__Saved entries__
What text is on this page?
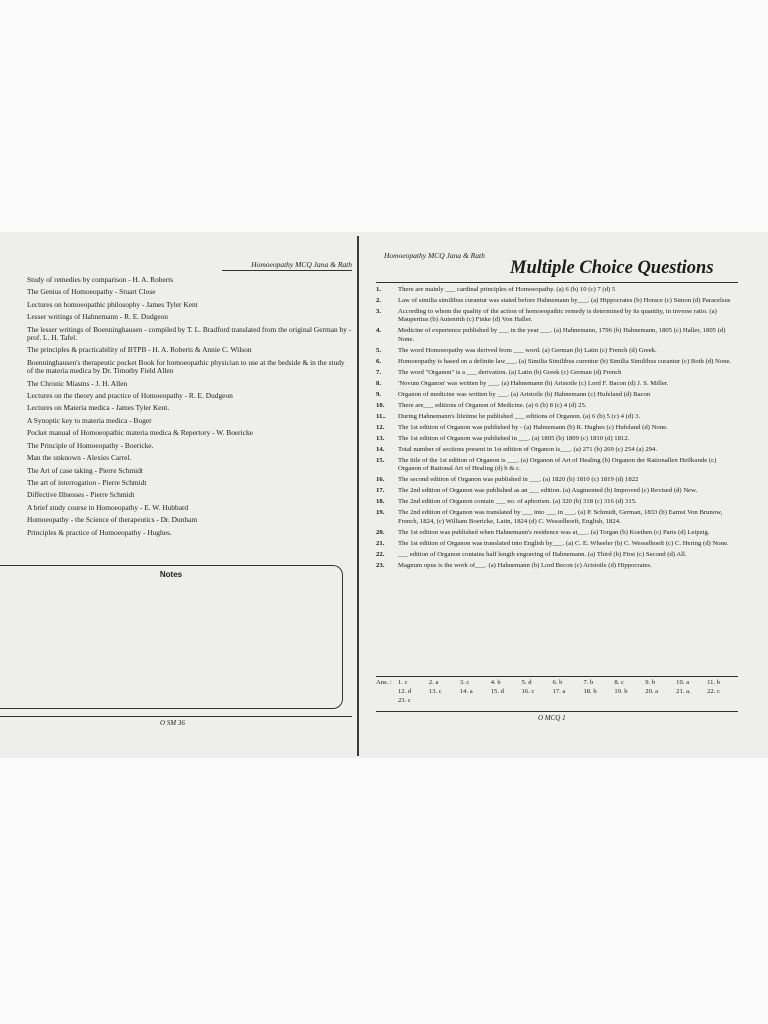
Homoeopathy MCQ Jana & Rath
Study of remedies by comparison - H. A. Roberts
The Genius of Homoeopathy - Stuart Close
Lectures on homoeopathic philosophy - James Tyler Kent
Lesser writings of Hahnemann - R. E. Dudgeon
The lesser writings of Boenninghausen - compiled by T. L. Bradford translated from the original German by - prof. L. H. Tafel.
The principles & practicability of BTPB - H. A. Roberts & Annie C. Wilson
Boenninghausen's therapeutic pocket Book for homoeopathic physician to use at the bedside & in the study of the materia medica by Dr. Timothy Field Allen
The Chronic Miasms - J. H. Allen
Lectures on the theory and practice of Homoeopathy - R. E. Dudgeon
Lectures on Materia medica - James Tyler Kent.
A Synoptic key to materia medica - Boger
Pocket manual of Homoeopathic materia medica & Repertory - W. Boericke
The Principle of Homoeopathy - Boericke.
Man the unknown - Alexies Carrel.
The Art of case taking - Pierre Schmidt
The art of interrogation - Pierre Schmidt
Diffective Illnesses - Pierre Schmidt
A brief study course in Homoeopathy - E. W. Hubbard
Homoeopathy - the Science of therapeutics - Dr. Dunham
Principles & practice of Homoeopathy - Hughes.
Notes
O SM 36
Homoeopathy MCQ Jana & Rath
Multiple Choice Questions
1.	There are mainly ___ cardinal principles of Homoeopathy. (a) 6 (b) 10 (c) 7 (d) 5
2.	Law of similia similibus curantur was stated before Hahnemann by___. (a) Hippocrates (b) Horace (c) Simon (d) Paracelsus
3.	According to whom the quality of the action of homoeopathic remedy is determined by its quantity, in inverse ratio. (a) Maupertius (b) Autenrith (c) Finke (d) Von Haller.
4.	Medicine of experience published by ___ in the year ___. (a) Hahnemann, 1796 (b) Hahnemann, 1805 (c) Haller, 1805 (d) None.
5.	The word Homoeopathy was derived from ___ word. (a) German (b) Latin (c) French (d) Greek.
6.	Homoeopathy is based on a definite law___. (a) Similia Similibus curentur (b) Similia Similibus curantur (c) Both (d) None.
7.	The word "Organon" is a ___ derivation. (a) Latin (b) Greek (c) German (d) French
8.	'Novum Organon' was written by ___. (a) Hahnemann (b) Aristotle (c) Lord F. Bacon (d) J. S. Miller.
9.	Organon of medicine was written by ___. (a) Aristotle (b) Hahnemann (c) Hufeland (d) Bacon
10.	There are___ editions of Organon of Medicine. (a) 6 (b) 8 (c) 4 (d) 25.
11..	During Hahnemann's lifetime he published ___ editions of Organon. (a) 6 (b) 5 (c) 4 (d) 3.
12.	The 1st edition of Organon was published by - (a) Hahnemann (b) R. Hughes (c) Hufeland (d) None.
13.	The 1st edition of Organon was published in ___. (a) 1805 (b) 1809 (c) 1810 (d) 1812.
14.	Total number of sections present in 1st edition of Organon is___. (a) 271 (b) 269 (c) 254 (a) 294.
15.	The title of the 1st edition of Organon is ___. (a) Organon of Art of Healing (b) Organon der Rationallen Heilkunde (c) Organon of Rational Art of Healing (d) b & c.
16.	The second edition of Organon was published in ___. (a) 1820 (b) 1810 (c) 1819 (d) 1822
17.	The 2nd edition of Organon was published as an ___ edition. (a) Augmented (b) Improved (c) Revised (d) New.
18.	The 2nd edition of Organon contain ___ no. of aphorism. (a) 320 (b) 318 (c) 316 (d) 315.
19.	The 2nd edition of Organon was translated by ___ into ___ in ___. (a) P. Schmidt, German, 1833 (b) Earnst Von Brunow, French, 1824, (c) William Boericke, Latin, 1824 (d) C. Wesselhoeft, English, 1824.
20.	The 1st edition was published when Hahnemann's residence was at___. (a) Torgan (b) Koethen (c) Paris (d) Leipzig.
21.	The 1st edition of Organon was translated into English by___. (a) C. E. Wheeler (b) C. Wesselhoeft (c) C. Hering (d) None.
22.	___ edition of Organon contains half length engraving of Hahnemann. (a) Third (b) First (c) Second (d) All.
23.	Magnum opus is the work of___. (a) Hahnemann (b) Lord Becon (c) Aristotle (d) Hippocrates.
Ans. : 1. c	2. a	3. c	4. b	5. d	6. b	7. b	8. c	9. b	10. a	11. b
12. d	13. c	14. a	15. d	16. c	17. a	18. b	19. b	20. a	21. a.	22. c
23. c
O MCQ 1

__Stated problem__
Repeat each entry exactly. Pictures do not belong in the copy.

__Answer for the task__
What text is on this page?
Homoeopathy MCQ Jana & Rath
Study of remedies by comparison - H. A. Roberts
The Genius of Homoeopathy - Stuart Close
Lectures on homoeopathic philosophy - James Tyler Kent
Lesser writings of Hahnemann - R. E. Dudgeon
The lesser writings of Boenninghausen - compiled by T. L. Bradford translated from the original German by - prof. L. H. Tafel.
The principles & practicability of BTPB - H. A. Roberts & Annie C. Wilson
Boenninghausen's therapeutic pocket Book for homoeopathic physician to use at the bedside & in the study of the materia medica by Dr. Timothy Field Allen
The Chronic Miasms - J. H. Allen
Lectures on the theory and practice of Homoeopathy - R. E. Dudgeon
Lectures on Materia medica - James Tyler Kent.
A Synoptic key to materia medica - Boger
Pocket manual of Homoeopathic materia medica & Repertory - W. Boericke
The Principle of Homoeopathy - Boericke.
Man the unknown - Alexies Carrel.
The Art of case taking - Pierre Schmidt
The art of interrogation - Pierre Schmidt
Diffective Illnesses - Pierre Schmidt
A brief study course in Homoeopathy - E. W. Hubbard
Homoeopathy - the Science of therapeutics - Dr. Dunham
Principles & practice of Homoeopathy - Hughes.
Notes
O SM 36
Homoeopathy MCQ Jana & Rath
Multiple Choice Questions
1.	There are mainly ___ cardinal principles of Homoeopathy. (a) 6 (b) 10 (c) 7 (d) 5
2.	Law of similia similibus curantur was stated before Hahnemann by___. (a) Hippocrates (b) Horace (c) Simon (d) Paracelsus
3.	According to whom the quality of the action of homoeopathic remedy is determined by its quantity, in inverse ratio. (a) Maupertius (b) Autenrith (c) Finke (d) Von Haller.
4.	Medicine of experience published by ___ in the year ___. (a) Hahnemann, 1796 (b) Hahnemann, 1805 (c) Haller, 1805 (d) None.
5.	The word Homoeopathy was derived from ___ word. (a) German (b) Latin (c) French (d) Greek.
6.	Homoeopathy is based on a definite law___. (a) Similia Similibus curentur (b) Similia Similibus curantur (c) Both (d) None.
7.	The word "Organon" is a ___ derivation. (a) Latin (b) Greek (c) German (d) French
8.	'Novum Organon' was written by ___. (a) Hahnemann (b) Aristotle (c) Lord F. Bacon (d) J. S. Miller.
9.	Organon of medicine was written by ___. (a) Aristotle (b) Hahnemann (c) Hufeland (d) Bacon
10.	There are___ editions of Organon of Medicine. (a) 6 (b) 8 (c) 4 (d) 25.
11..	During Hahnemann's lifetime he published ___ editions of Organon. (a) 6 (b) 5 (c) 4 (d) 3.
12.	The 1st edition of Organon was published by - (a) Hahnemann (b) R. Hughes (c) Hufeland (d) None.
13.	The 1st edition of Organon was published in ___. (a) 1805 (b) 1809 (c) 1810 (d) 1812.
14.	Total number of sections present in 1st edition of Organon is___. (a) 271 (b) 269 (c) 254 (a) 294.
15.	The title of the 1st edition of Organon is ___. (a) Organon of Art of Healing (b) Organon der Rationallen Heilkunde (c) Organon of Rational Art of Healing (d) b & c.
16.	The second edition of Organon was published in ___. (a) 1820 (b) 1810 (c) 1819 (d) 1822
17.	The 2nd edition of Organon was published as an ___ edition. (a) Augmented (b) Improved (c) Revised (d) New.
18.	The 2nd edition of Organon contain ___ no. of aphorism. (a) 320 (b) 318 (c) 316 (d) 315.
19.	The 2nd edition of Organon was translated by ___ into ___ in ___. (a) P. Schmidt, German, 1833 (b) Earnst Von Brunow, French, 1824, (c) William Boericke, Latin, 1824 (d) C. Wesselhoeft, English, 1824.
20.	The 1st edition was published when Hahnemann's residence was at___. (a) Torgan (b) Koethen (c) Paris (d) Leipzig.
21.	The 1st edition of Organon was translated into English by___. (a) C. E. Wheeler (b) C. Wesselhoeft (c) C. Hering (d) None.
22.	___ edition of Organon contains half length engraving of Hahnemann. (a) Third (b) First (c) Second (d) All.
23.	Magnum opus is the work of___. (a) Hahnemann (b) Lord Becon (c) Aristotle (d) Hippocrates.
Ans. : 1. c	2. a	3. c	4. b	5. d	6. b	7. b	8. c	9. b	10. a	11. b
12. d	13. c	14. a	15. d	16. c	17. a	18. b	19. b	20. a	21. a.	22. c
23. c
O MCQ 1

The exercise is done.